**EXTRACTED MATERIAL**
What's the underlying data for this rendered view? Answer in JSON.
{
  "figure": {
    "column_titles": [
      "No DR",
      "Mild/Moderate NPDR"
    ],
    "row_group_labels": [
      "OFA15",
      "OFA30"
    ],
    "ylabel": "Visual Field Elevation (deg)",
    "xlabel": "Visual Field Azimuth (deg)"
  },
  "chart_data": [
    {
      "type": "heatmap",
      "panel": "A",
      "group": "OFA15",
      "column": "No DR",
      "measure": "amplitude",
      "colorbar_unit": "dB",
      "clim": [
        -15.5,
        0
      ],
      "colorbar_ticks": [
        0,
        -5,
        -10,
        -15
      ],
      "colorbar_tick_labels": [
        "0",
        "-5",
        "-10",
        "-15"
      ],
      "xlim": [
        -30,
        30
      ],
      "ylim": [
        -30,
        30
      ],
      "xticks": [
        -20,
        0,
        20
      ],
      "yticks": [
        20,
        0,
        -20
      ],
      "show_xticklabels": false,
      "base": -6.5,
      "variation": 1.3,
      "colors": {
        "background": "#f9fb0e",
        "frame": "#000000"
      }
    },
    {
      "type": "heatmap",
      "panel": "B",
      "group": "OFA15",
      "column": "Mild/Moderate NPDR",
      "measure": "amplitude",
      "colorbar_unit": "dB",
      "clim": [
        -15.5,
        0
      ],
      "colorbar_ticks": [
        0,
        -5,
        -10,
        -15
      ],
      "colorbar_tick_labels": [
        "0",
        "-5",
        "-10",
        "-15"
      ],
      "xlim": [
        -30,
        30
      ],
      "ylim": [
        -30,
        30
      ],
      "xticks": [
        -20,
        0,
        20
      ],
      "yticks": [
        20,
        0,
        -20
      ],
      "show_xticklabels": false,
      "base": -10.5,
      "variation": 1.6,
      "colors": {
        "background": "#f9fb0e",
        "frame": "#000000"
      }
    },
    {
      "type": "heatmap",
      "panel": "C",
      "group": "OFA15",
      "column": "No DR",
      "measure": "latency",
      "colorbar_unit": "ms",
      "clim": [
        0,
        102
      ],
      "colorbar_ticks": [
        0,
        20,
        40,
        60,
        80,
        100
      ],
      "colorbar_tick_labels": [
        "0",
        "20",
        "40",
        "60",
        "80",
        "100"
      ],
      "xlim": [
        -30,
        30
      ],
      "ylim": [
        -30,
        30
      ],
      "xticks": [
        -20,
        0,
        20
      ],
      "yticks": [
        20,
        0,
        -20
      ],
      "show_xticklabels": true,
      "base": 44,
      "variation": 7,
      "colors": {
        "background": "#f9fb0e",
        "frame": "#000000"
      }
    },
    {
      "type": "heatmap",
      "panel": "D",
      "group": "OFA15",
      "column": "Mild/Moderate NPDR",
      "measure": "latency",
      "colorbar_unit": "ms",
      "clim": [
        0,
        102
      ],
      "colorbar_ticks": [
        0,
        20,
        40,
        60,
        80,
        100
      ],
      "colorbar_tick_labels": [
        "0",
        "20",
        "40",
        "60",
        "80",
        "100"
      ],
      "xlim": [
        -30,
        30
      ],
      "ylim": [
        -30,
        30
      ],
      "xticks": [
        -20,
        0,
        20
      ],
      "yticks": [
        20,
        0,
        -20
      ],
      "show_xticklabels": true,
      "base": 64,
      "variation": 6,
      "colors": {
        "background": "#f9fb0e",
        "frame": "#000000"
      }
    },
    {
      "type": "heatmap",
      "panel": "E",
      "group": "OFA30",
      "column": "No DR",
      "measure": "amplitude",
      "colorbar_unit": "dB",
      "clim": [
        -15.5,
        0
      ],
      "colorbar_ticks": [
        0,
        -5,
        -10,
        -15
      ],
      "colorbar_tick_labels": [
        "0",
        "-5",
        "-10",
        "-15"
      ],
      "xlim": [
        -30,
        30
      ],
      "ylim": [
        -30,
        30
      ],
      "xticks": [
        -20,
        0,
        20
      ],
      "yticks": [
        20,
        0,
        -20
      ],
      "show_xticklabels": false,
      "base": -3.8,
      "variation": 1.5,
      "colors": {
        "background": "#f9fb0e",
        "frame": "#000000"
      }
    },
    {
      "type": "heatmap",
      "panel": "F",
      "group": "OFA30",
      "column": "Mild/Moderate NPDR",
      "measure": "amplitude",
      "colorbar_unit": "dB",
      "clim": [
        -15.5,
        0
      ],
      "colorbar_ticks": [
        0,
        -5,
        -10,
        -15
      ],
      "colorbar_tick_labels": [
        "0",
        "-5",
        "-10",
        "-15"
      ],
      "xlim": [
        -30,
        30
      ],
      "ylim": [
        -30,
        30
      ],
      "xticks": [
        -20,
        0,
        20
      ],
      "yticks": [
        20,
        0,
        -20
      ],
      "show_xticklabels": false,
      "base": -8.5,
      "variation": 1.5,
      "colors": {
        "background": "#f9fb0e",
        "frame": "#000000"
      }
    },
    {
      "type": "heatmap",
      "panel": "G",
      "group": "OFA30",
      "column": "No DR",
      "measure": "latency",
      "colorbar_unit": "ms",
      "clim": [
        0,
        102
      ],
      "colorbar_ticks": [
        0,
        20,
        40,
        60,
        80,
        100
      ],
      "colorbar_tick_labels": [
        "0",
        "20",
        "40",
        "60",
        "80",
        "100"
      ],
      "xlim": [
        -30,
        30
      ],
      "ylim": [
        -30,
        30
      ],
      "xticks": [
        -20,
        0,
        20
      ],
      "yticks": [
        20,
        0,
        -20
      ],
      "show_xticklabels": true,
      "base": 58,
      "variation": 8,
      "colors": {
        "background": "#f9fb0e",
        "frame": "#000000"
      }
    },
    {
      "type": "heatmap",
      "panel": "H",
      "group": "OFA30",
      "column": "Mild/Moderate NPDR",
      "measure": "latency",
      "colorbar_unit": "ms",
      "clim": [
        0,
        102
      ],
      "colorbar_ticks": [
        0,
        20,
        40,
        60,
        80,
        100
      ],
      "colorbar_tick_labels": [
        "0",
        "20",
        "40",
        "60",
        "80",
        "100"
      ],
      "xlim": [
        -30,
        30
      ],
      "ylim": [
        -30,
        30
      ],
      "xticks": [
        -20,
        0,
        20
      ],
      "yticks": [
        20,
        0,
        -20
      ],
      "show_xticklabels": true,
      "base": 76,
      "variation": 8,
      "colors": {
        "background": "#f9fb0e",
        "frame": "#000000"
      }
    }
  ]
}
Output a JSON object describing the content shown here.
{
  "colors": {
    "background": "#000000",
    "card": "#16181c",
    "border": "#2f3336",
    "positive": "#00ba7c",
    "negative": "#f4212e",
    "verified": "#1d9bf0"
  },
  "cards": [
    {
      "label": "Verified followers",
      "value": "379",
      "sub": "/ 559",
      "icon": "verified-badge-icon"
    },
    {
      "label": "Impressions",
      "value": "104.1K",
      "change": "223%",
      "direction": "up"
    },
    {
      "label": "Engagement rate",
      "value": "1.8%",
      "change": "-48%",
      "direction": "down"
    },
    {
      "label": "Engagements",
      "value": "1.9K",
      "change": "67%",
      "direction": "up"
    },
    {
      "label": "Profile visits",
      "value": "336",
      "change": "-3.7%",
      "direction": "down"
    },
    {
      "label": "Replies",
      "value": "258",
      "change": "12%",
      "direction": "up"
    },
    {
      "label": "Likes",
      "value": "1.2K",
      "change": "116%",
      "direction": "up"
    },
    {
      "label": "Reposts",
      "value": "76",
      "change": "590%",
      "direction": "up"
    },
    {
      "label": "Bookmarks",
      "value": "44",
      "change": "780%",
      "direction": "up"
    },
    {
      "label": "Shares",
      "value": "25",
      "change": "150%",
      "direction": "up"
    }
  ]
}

**PROBLEM DETAILS**
Output the entries exactly.

**OUTPUT BELOW**
What's the underlying data for this rendered view? Answer in JSON.
{
  "figure": {
    "column_titles": [
      "No DR",
      "Mild/Moderate NPDR"
    ],
    "row_group_labels": [
      "OFA15",
      "OFA30"
    ],
    "ylabel": "Visual Field Elevation (deg)",
    "xlabel": "Visual Field Azimuth (deg)"
  },
  "chart_data": [
    {
      "type": "heatmap",
      "panel": "A",
      "group": "OFA15",
      "column": "No DR",
      "measure": "amplitude",
      "colorbar_unit": "dB",
      "clim": [
        -15.5,
        0
      ],
      "colorbar_ticks": [
        0,
        -5,
        -10,
        -15
      ],
      "colorbar_tick_labels": [
        "0",
        "-5",
        "-10",
        "-15"
      ],
      "xlim": [
        -30,
        30
      ],
      "ylim": [
        -30,
        30
      ],
      "xticks": [
        -20,
        0,
        20
      ],
      "yticks": [
        20,
        0,
        -20
      ],
      "show_xticklabels": false,
      "base": -6.5,
      "variation": 1.3,
      "colors": {
        "background": "#f9fb0e",
        "frame": "#000000"
      }
    },
    {
      "type": "heatmap",
      "panel": "B",
      "group": "OFA15",
      "column": "Mild/Moderate NPDR",
      "measure": "amplitude",
      "colorbar_unit": "dB",
      "clim": [
        -15.5,
        0
      ],
      "colorbar_ticks": [
        0,
        -5,
        -10,
        -15
      ],
      "colorbar_tick_labels": [
        "0",
        "-5",
        "-10",
        "-15"
      ],
      "xlim": [
        -30,
        30
      ],
      "ylim": [
        -30,
        30
      ],
      "xticks": [
        -20,
        0,
        20
      ],
      "yticks": [
        20,
        0,
        -20
      ],
      "show_xticklabels": false,
      "base": -10.5,
      "variation": 1.6,
      "colors": {
        "background": "#f9fb0e",
        "frame": "#000000"
      }
    },
    {
      "type": "heatmap",
      "panel": "C",
      "group": "OFA15",
      "column": "No DR",
      "measure": "latency",
      "colorbar_unit": "ms",
      "clim": [
        0,
        102
      ],
      "colorbar_ticks": [
        0,
        20,
        40,
        60,
        80,
        100
      ],
      "colorbar_tick_labels": [
        "0",
        "20",
        "40",
        "60",
        "80",
        "100"
      ],
      "xlim": [
        -30,
        30
      ],
      "ylim": [
        -30,
        30
      ],
      "xticks": [
        -20,
        0,
        20
      ],
      "yticks": [
        20,
        0,
        -20
      ],
      "show_xticklabels": true,
      "base": 44,
      "variation": 7,
      "colors": {
        "background": "#f9fb0e",
        "frame": "#000000"
      }
    },
    {
      "type": "heatmap",
      "panel": "D",
      "group": "OFA15",
      "column": "Mild/Moderate NPDR",
      "measure": "latency",
      "colorbar_unit": "ms",
      "clim": [
        0,
        102
      ],
      "colorbar_ticks": [
        0,
        20,
        40,
        60,
        80,
        100
      ],
      "colorbar_tick_labels": [
        "0",
        "20",
        "40",
        "60",
        "80",
        "100"
      ],
      "xlim": [
        -30,
        30
      ],
      "ylim": [
        -30,
        30
      ],
      "xticks": [
        -20,
        0,
        20
      ],
      "yticks": [
        20,
        0,
        -20
      ],
      "show_xticklabels": true,
      "base": 64,
      "variation": 6,
      "colors": {
        "background": "#f9fb0e",
        "frame": "#000000"
      }
    },
    {
      "type": "heatmap",
      "panel": "E",
      "group": "OFA30",
      "column": "No DR",
      "measure": "amplitude",
      "colorbar_unit": "dB",
      "clim": [
        -15.5,
        0
      ],
      "colorbar_ticks": [
        0,
        -5,
        -10,
        -15
      ],
      "colorbar_tick_labels": [
        "0",
        "-5",
        "-10",
        "-15"
      ],
      "xlim": [
        -30,
        30
      ],
      "ylim": [
        -30,
        30
      ],
      "xticks": [
        -20,
        0,
        20
      ],
      "yticks": [
        20,
        0,
        -20
      ],
      "show_xticklabels": false,
      "base": -3.8,
      "variation": 1.5,
      "colors": {
        "background": "#f9fb0e",
        "frame": "#000000"
      }
    },
    {
      "type": "heatmap",
      "panel": "F",
      "group": "OFA30",
      "column": "Mild/Moderate NPDR",
      "measure": "amplitude",
      "colorbar_unit": "dB",
      "clim": [
        -15.5,
        0
      ],
      "colorbar_ticks": [
        0,
        -5,
        -10,
        -15
      ],
      "colorbar_tick_labels": [
        "0",
        "-5",
        "-10",
        "-15"
      ],
      "xlim": [
        -30,
        30
      ],
      "ylim": [
        -30,
        30
      ],
      "xticks": [
        -20,
        0,
        20
      ],
      "yticks": [
        20,
        0,
        -20
      ],
      "show_xticklabels": false,
      "base": -8.5,
      "variation": 1.5,
      "colors": {
        "background": "#f9fb0e",
        "frame": "#000000"
      }
    },
    {
      "type": "heatmap",
      "panel": "G",
      "group": "OFA30",
      "column": "No DR",
      "measure": "latency",
      "colorbar_unit": "ms",
      "clim": [
        0,
        102
      ],
      "colorbar_ticks": [
        0,
        20,
        40,
        60,
        80,
        100
      ],
      "colorbar_tick_labels": [
        "0",
        "20",
        "40",
        "60",
        "80",
        "100"
      ],
      "xlim": [
        -30,
        30
      ],
      "ylim": [
        -30,
        30
      ],
      "xticks": [
        -20,
        0,
        20
      ],
      "yticks": [
        20,
        0,
        -20
      ],
      "show_xticklabels": true,
      "base": 58,
      "variation": 8,
      "colors": {
        "background": "#f9fb0e",
        "frame": "#000000"
      }
    },
    {
      "type": "heatmap",
      "panel": "H",
      "group": "OFA30",
      "column": "Mild/Moderate NPDR",
      "measure": "latency",
      "colorbar_unit": "ms",
      "clim": [
        0,
        102
      ],
      "colorbar_ticks": [
        0,
        20,
        40,
        60,
        80,
        100
      ],
      "colorbar_tick_labels": [
        "0",
        "20",
        "40",
        "60",
        "80",
        "100"
      ],
      "xlim": [
        -30,
        30
      ],
      "ylim": [
        -30,
        30
      ],
      "xticks": [
        -20,
        0,
        20
      ],
      "yticks": [
        20,
        0,
        -20
      ],
      "show_xticklabels": true,
      "base": 76,
      "variation": 8,
      "colors": {
        "background": "#f9fb0e",
        "frame": "#000000"
      }
    }
  ]
}
Output a JSON object describing the content shown here.
{
  "colors": {
    "background": "#000000",
    "card": "#16181c",
    "border": "#2f3336",
    "positive": "#00ba7c",
    "negative": "#f4212e",
    "verified": "#1d9bf0"
  },
  "cards": [
    {
      "label": "Verified followers",
      "value": "379",
      "sub": "/ 559",
      "icon": "verified-badge-icon"
    },
    {
      "label": "Impressions",
      "value": "104.1K",
      "change": "223%",
      "direction": "up"
    },
    {
      "label": "Engagement rate",
      "value": "1.8%",
      "change": "-48%",
      "direction": "down"
    },
    {
      "label": "Engagements",
      "value": "1.9K",
      "change": "67%",
      "direction": "up"
    },
    {
      "label": "Profile visits",
      "value": "336",
      "change": "-3.7%",
      "direction": "down"
    },
    {
      "label": "Replies",
      "value": "258",
      "change": "12%",
      "direction": "up"
    },
    {
      "label": "Likes",
      "value": "1.2K",
      "change": "116%",
      "direction": "up"
    },
    {
      "label": "Reposts",
      "value": "76",
      "change": "590%",
      "direction": "up"
    },
    {
      "label": "Bookmarks",
      "value": "44",
      "change": "780%",
      "direction": "up"
    },
    {
      "label": "Shares",
      "value": "25",
      "change": "150%",
      "direction": "up"
    }
  ]
}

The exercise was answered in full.